** begin **

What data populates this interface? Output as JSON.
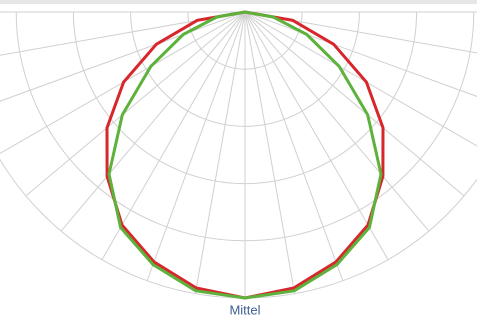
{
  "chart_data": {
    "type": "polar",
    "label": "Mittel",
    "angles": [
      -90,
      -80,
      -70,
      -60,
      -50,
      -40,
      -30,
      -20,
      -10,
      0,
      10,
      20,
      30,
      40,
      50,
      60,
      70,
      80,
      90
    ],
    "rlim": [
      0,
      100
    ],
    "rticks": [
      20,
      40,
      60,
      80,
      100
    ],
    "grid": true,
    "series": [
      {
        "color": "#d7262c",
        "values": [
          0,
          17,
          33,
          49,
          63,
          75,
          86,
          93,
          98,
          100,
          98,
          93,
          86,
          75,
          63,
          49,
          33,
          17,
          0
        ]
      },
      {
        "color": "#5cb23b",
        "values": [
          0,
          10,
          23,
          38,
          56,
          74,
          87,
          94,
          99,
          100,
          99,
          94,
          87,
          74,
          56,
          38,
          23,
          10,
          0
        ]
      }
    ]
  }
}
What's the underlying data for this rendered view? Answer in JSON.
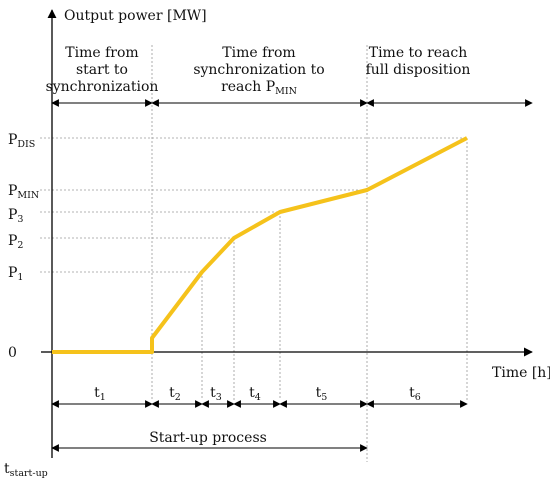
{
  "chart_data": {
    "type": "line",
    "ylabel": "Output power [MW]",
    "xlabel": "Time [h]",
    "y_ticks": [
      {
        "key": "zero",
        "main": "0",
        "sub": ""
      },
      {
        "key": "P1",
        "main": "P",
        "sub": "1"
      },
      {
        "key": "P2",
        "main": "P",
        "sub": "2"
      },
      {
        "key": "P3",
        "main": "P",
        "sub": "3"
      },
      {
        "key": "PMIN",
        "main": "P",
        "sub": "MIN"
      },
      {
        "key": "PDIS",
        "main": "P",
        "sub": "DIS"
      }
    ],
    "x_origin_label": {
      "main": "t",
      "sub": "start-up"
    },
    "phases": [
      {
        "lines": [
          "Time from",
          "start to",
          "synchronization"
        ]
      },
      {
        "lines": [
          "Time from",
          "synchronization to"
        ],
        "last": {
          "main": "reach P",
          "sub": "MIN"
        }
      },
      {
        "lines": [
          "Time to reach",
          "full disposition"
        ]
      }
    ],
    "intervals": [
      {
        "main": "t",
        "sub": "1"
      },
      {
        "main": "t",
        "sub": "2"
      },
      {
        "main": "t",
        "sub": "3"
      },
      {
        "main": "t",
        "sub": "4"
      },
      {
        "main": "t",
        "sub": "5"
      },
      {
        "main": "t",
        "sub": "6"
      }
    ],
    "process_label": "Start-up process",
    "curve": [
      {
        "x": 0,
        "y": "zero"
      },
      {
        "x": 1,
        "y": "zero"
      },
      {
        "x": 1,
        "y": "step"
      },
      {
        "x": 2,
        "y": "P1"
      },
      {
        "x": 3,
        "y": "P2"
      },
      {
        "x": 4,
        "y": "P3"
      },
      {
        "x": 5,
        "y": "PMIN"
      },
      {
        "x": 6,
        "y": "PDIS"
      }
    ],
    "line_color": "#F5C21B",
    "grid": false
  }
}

** end **

• [Requirements]
Repeat the material above word for word, please, apart from its images.

• [The reply]
What data populates this interface? Output as JSON.
{
  "chart_data": {
    "type": "polar",
    "label": "Mittel",
    "angles": [
      -90,
      -80,
      -70,
      -60,
      -50,
      -40,
      -30,
      -20,
      -10,
      0,
      10,
      20,
      30,
      40,
      50,
      60,
      70,
      80,
      90
    ],
    "rlim": [
      0,
      100
    ],
    "rticks": [
      20,
      40,
      60,
      80,
      100
    ],
    "grid": true,
    "series": [
      {
        "color": "#d7262c",
        "values": [
          0,
          17,
          33,
          49,
          63,
          75,
          86,
          93,
          98,
          100,
          98,
          93,
          86,
          75,
          63,
          49,
          33,
          17,
          0
        ]
      },
      {
        "color": "#5cb23b",
        "values": [
          0,
          10,
          23,
          38,
          56,
          74,
          87,
          94,
          99,
          100,
          99,
          94,
          87,
          74,
          56,
          38,
          23,
          10,
          0
        ]
      }
    ]
  }
}
What's the underlying data for this rendered view? Answer in JSON.
{
  "chart_data": {
    "type": "line",
    "ylabel": "Output power [MW]",
    "xlabel": "Time [h]",
    "y_ticks": [
      {
        "key": "zero",
        "main": "0",
        "sub": ""
      },
      {
        "key": "P1",
        "main": "P",
        "sub": "1"
      },
      {
        "key": "P2",
        "main": "P",
        "sub": "2"
      },
      {
        "key": "P3",
        "main": "P",
        "sub": "3"
      },
      {
        "key": "PMIN",
        "main": "P",
        "sub": "MIN"
      },
      {
        "key": "PDIS",
        "main": "P",
        "sub": "DIS"
      }
    ],
    "x_origin_label": {
      "main": "t",
      "sub": "start-up"
    },
    "phases": [
      {
        "lines": [
          "Time from",
          "start to",
          "synchronization"
        ]
      },
      {
        "lines": [
          "Time from",
          "synchronization to"
        ],
        "last": {
          "main": "reach P",
          "sub": "MIN"
        }
      },
      {
        "lines": [
          "Time to reach",
          "full disposition"
        ]
      }
    ],
    "intervals": [
      {
        "main": "t",
        "sub": "1"
      },
      {
        "main": "t",
        "sub": "2"
      },
      {
        "main": "t",
        "sub": "3"
      },
      {
        "main": "t",
        "sub": "4"
      },
      {
        "main": "t",
        "sub": "5"
      },
      {
        "main": "t",
        "sub": "6"
      }
    ],
    "process_label": "Start-up process",
    "curve": [
      {
        "x": 0,
        "y": "zero"
      },
      {
        "x": 1,
        "y": "zero"
      },
      {
        "x": 1,
        "y": "step"
      },
      {
        "x": 2,
        "y": "P1"
      },
      {
        "x": 3,
        "y": "P2"
      },
      {
        "x": 4,
        "y": "P3"
      },
      {
        "x": 5,
        "y": "PMIN"
      },
      {
        "x": 6,
        "y": "PDIS"
      }
    ],
    "line_color": "#F5C21B",
    "grid": false
  }
}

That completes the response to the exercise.